DATA FOR THIS EXERCISE -
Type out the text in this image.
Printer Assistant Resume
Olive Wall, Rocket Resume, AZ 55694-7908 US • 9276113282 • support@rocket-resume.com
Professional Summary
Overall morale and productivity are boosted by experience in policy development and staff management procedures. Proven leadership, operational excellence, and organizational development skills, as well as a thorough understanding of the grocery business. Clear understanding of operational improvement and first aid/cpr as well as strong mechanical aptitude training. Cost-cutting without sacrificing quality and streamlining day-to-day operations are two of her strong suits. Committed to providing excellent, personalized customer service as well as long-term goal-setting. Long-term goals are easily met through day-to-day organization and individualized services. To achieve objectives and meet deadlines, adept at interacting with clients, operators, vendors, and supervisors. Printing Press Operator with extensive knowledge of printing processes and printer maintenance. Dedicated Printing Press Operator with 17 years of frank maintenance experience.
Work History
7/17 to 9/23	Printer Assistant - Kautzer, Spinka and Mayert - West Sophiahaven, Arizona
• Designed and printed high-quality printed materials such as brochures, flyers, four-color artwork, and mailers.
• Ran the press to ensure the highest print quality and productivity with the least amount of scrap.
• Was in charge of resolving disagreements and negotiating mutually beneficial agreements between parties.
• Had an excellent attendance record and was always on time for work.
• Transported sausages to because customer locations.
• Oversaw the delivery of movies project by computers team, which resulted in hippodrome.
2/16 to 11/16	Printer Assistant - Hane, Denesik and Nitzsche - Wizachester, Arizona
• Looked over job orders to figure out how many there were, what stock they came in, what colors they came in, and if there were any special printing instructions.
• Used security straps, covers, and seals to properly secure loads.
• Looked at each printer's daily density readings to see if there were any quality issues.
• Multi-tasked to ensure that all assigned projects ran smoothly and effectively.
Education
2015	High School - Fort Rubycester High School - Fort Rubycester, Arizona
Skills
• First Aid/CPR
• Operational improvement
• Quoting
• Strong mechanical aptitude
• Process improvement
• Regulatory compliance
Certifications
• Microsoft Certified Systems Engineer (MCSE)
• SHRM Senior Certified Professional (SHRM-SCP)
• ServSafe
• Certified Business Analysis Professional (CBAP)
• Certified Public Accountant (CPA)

JOB - Every record above needs to be repeated word for word.

RESPONSE TO THE TASK -
Type out the text in this image.
Printer Assistant Resume
Olive Wall, Rocket Resume, AZ 55694-7908 US • 9276113282 • support@rocket-resume.com
Professional Summary
Overall morale and productivity are boosted by experience in policy development and staff management procedures. Proven leadership, operational excellence, and organizational development skills, as well as a thorough understanding of the grocery business. Clear understanding of operational improvement and first aid/cpr as well as strong mechanical aptitude training. Cost-cutting without sacrificing quality and streamlining day-to-day operations are two of her strong suits. Committed to providing excellent, personalized customer service as well as long-term goal-setting. Long-term goals are easily met through day-to-day organization and individualized services. To achieve objectives and meet deadlines, adept at interacting with clients, operators, vendors, and supervisors. Printing Press Operator with extensive knowledge of printing processes and printer maintenance. Dedicated Printing Press Operator with 17 years of frank maintenance experience.
Work History
7/17 to 9/23	Printer Assistant - Kautzer, Spinka and Mayert - West Sophiahaven, Arizona
• Designed and printed high-quality printed materials such as brochures, flyers, four-color artwork, and mailers.
• Ran the press to ensure the highest print quality and productivity with the least amount of scrap.
• Was in charge of resolving disagreements and negotiating mutually beneficial agreements between parties.
• Had an excellent attendance record and was always on time for work.
• Transported sausages to because customer locations.
• Oversaw the delivery of movies project by computers team, which resulted in hippodrome.
2/16 to 11/16	Printer Assistant - Hane, Denesik and Nitzsche - Wizachester, Arizona
• Looked over job orders to figure out how many there were, what stock they came in, what colors they came in, and if there were any special printing instructions.
• Used security straps, covers, and seals to properly secure loads.
• Looked at each printer's daily density readings to see if there were any quality issues.
• Multi-tasked to ensure that all assigned projects ran smoothly and effectively.
Education
2015	High School - Fort Rubycester High School - Fort Rubycester, Arizona
Skills
• First Aid/CPR
• Operational improvement
• Quoting
• Strong mechanical aptitude
• Process improvement
• Regulatory compliance
Certifications
• Microsoft Certified Systems Engineer (MCSE)
• SHRM Senior Certified Professional (SHRM-SCP)
• ServSafe
• Certified Business Analysis Professional (CBAP)
• Certified Public Accountant (CPA)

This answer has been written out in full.